_Exercise aim_: Locate all lines with the word "poza". Copy them.

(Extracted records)
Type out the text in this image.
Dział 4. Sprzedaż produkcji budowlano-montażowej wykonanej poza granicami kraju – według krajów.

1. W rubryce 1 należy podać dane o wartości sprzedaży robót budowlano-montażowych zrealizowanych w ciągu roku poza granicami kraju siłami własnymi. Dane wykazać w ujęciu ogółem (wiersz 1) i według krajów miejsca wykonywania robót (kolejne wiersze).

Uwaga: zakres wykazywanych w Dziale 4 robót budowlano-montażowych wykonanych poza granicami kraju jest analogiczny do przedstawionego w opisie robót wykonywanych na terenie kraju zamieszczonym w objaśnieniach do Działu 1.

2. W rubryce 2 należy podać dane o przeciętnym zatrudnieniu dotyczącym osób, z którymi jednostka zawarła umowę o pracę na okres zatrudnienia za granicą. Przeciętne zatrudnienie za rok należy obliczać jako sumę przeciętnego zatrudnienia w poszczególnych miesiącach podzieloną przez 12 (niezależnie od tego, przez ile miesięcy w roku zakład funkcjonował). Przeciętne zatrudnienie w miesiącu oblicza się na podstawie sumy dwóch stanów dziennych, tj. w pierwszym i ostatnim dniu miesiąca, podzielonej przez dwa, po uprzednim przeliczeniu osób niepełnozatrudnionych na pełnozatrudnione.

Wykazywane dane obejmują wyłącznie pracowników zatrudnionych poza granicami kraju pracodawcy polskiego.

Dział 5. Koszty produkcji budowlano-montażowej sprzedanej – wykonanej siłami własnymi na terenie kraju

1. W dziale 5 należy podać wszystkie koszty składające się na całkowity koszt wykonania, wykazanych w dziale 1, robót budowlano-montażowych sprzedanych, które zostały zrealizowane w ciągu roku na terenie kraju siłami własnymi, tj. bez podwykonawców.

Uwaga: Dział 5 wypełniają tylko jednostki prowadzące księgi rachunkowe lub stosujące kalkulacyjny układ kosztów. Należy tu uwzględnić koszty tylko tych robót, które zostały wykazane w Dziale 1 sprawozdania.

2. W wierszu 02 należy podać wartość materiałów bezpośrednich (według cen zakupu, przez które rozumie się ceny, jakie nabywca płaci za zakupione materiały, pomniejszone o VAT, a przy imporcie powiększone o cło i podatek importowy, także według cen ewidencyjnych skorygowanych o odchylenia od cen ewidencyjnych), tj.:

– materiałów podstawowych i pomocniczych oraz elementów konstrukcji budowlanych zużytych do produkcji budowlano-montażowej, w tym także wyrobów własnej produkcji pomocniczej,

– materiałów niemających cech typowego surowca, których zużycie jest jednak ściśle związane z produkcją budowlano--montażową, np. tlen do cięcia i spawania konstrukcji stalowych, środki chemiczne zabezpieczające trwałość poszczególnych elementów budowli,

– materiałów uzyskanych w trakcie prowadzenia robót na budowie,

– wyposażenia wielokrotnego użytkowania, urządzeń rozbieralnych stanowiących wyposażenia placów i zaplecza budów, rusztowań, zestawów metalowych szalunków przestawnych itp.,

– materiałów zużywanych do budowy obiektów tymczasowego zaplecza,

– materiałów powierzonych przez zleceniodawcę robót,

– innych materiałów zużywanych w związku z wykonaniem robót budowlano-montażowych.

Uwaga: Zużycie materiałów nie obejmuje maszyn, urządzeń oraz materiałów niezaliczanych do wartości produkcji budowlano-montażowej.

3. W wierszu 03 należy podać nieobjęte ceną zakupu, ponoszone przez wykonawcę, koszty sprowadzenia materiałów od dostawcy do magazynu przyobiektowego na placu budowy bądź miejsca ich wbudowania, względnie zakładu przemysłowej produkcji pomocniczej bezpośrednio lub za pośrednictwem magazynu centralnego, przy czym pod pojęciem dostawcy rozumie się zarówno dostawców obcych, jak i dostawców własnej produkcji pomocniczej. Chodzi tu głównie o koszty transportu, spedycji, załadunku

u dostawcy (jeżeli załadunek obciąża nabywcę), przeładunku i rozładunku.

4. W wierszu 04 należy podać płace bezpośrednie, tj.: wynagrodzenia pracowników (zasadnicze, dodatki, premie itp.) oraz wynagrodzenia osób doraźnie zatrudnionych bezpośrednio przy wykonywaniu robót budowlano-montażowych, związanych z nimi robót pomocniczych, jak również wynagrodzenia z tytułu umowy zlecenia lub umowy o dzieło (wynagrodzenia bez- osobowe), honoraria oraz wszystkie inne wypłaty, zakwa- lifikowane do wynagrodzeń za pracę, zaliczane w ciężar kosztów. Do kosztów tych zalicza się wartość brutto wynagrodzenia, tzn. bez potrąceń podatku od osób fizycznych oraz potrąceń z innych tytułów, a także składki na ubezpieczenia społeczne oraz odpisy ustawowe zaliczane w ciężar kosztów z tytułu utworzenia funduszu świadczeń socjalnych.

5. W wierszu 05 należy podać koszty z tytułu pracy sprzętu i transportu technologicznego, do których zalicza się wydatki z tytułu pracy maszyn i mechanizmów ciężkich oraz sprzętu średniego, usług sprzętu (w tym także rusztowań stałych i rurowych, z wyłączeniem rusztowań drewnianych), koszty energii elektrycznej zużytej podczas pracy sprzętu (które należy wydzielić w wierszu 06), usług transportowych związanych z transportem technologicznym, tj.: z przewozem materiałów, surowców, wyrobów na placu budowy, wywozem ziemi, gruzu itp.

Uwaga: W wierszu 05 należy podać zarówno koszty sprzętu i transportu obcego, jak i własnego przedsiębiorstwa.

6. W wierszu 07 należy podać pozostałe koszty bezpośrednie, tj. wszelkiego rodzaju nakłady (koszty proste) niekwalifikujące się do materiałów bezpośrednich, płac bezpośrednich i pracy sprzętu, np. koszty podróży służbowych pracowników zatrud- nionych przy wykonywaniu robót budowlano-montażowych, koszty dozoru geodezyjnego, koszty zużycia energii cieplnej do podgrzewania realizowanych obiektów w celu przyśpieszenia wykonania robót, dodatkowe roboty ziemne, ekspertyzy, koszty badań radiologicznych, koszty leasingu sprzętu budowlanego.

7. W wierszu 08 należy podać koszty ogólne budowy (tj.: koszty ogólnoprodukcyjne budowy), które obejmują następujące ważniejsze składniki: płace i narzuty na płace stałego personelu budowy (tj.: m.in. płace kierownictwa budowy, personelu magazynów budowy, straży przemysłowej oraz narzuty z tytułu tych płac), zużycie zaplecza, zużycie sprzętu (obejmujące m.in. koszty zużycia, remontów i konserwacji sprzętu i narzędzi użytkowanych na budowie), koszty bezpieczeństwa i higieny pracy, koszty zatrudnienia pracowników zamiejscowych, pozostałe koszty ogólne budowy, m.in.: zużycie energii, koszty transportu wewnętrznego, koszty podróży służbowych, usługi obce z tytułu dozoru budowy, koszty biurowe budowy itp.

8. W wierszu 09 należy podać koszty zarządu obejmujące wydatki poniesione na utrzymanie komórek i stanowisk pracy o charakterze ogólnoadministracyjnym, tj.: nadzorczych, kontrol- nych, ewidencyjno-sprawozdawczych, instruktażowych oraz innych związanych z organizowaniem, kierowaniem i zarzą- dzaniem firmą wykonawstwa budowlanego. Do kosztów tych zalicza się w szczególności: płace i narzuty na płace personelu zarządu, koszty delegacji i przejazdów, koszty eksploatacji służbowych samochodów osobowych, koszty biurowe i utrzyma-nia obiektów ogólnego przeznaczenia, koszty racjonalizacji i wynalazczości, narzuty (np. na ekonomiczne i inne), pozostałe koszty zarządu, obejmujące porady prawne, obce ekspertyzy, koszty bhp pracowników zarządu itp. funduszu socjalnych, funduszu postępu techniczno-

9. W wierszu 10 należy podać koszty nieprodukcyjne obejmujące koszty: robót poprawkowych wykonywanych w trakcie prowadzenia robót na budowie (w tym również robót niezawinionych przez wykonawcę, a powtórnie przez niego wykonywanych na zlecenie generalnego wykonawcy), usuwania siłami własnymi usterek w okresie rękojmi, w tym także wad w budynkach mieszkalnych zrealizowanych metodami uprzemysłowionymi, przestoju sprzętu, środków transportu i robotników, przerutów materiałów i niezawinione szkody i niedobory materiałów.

_Expected output_:
Dział 4. Sprzedaż produkcji budowlano-montażowej wykonanej poza granicami kraju – według krajów.
1. W rubryce 1 należy podać dane o wartości sprzedaży robót budowlano-montażowych zrealizowanych w ciągu roku poza granicami kraju siłami własnymi. Dane wykazać w ujęciu ogółem (wiersz 1) i według krajów miejsca wykonywania robót (kolejne wiersze).
Uwaga: zakres wykazywanych w Dziale 4 robót budowlano-montażowych wykonanych poza granicami kraju jest analogiczny do przedstawionego w opisie robót wykonywanych na terenie kraju zamieszczonym w objaśnieniach do Działu 1.
Wykazywane dane obejmują wyłącznie pracowników zatrudnionych poza granicami kraju pracodawcy polskiego.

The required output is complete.